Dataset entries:
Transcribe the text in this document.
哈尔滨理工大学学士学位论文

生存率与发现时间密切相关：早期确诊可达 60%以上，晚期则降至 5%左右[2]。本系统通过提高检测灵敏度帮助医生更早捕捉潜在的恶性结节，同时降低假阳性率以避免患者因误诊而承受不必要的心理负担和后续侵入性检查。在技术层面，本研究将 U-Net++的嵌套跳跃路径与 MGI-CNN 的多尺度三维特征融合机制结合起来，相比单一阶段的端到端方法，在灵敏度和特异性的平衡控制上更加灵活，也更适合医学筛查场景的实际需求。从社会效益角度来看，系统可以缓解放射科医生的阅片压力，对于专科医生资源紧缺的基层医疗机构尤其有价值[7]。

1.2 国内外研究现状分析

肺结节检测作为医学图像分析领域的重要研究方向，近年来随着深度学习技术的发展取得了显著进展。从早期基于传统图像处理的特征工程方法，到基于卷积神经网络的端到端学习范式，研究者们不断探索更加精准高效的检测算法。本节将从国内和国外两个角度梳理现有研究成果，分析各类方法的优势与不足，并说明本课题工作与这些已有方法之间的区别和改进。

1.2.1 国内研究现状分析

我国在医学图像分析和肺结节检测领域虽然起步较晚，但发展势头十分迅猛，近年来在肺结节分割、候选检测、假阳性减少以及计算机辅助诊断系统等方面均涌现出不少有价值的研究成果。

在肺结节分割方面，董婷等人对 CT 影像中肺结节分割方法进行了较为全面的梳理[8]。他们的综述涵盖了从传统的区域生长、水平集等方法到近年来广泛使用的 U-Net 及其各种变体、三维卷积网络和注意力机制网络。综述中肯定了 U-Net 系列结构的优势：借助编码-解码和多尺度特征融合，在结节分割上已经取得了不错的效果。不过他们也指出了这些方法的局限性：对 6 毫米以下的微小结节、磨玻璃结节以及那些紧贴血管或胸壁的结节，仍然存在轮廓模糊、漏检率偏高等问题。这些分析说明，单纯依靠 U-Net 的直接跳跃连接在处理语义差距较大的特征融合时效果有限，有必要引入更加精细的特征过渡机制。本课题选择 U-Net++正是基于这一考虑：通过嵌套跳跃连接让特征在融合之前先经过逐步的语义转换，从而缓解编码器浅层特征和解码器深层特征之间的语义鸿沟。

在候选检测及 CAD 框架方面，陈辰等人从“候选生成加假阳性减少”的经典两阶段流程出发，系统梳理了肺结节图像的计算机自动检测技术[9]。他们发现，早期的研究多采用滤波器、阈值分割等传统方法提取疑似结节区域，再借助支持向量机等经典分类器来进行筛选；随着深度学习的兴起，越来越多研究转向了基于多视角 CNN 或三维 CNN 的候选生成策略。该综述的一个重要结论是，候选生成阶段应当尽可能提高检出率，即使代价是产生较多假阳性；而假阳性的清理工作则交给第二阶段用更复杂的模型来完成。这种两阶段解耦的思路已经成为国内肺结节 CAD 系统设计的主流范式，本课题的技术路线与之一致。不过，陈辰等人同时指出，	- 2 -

## Exercise task
From the listing above, reproduce all the lines exactly.

## Full solution
Transcribe the text in this document.
哈尔滨理工大学学士学位论文

生存率与发现时间密切相关：早期确诊可达 60%以上，晚期则降至 5%左右[2]。本系统通过提高检测灵敏度帮助医生更早捕捉潜在的恶性结节，同时降低假阳性率以避免患者因误诊而承受不必要的心理负担和后续侵入性检查。在技术层面，本研究将 U-Net++的嵌套跳跃路径与 MGI-CNN 的多尺度三维特征融合机制结合起来，相比单一阶段的端到端方法，在灵敏度和特异性的平衡控制上更加灵活，也更适合医学筛查场景的实际需求。从社会效益角度来看，系统可以缓解放射科医生的阅片压力，对于专科医生资源紧缺的基层医疗机构尤其有价值[7]。

1.2 国内外研究现状分析

肺结节检测作为医学图像分析领域的重要研究方向，近年来随着深度学习技术的发展取得了显著进展。从早期基于传统图像处理的特征工程方法，到基于卷积神经网络的端到端学习范式，研究者们不断探索更加精准高效的检测算法。本节将从国内和国外两个角度梳理现有研究成果，分析各类方法的优势与不足，并说明本课题工作与这些已有方法之间的区别和改进。

1.2.1 国内研究现状分析

我国在医学图像分析和肺结节检测领域虽然起步较晚，但发展势头十分迅猛，近年来在肺结节分割、候选检测、假阳性减少以及计算机辅助诊断系统等方面均涌现出不少有价值的研究成果。

在肺结节分割方面，董婷等人对 CT 影像中肺结节分割方法进行了较为全面的梳理[8]。他们的综述涵盖了从传统的区域生长、水平集等方法到近年来广泛使用的 U-Net 及其各种变体、三维卷积网络和注意力机制网络。综述中肯定了 U-Net 系列结构的优势：借助编码-解码和多尺度特征融合，在结节分割上已经取得了不错的效果。不过他们也指出了这些方法的局限性：对 6 毫米以下的微小结节、磨玻璃结节以及那些紧贴血管或胸壁的结节，仍然存在轮廓模糊、漏检率偏高等问题。这些分析说明，单纯依靠 U-Net 的直接跳跃连接在处理语义差距较大的特征融合时效果有限，有必要引入更加精细的特征过渡机制。本课题选择 U-Net++正是基于这一考虑：通过嵌套跳跃连接让特征在融合之前先经过逐步的语义转换，从而缓解编码器浅层特征和解码器深层特征之间的语义鸿沟。

在候选检测及 CAD 框架方面，陈辰等人从“候选生成加假阳性减少”的经典两阶段流程出发，系统梳理了肺结节图像的计算机自动检测技术[9]。他们发现，早期的研究多采用滤波器、阈值分割等传统方法提取疑似结节区域，再借助支持向量机等经典分类器来进行筛选；随着深度学习的兴起，越来越多研究转向了基于多视角 CNN 或三维 CNN 的候选生成策略。该综述的一个重要结论是，候选生成阶段应当尽可能提高检出率，即使代价是产生较多假阳性；而假阳性的清理工作则交给第二阶段用更复杂的模型来完成。这种两阶段解耦的思路已经成为国内肺结节 CAD 系统设计的主流范式，本课题的技术路线与之一致。不过，陈辰等人同时指出，	- 2 -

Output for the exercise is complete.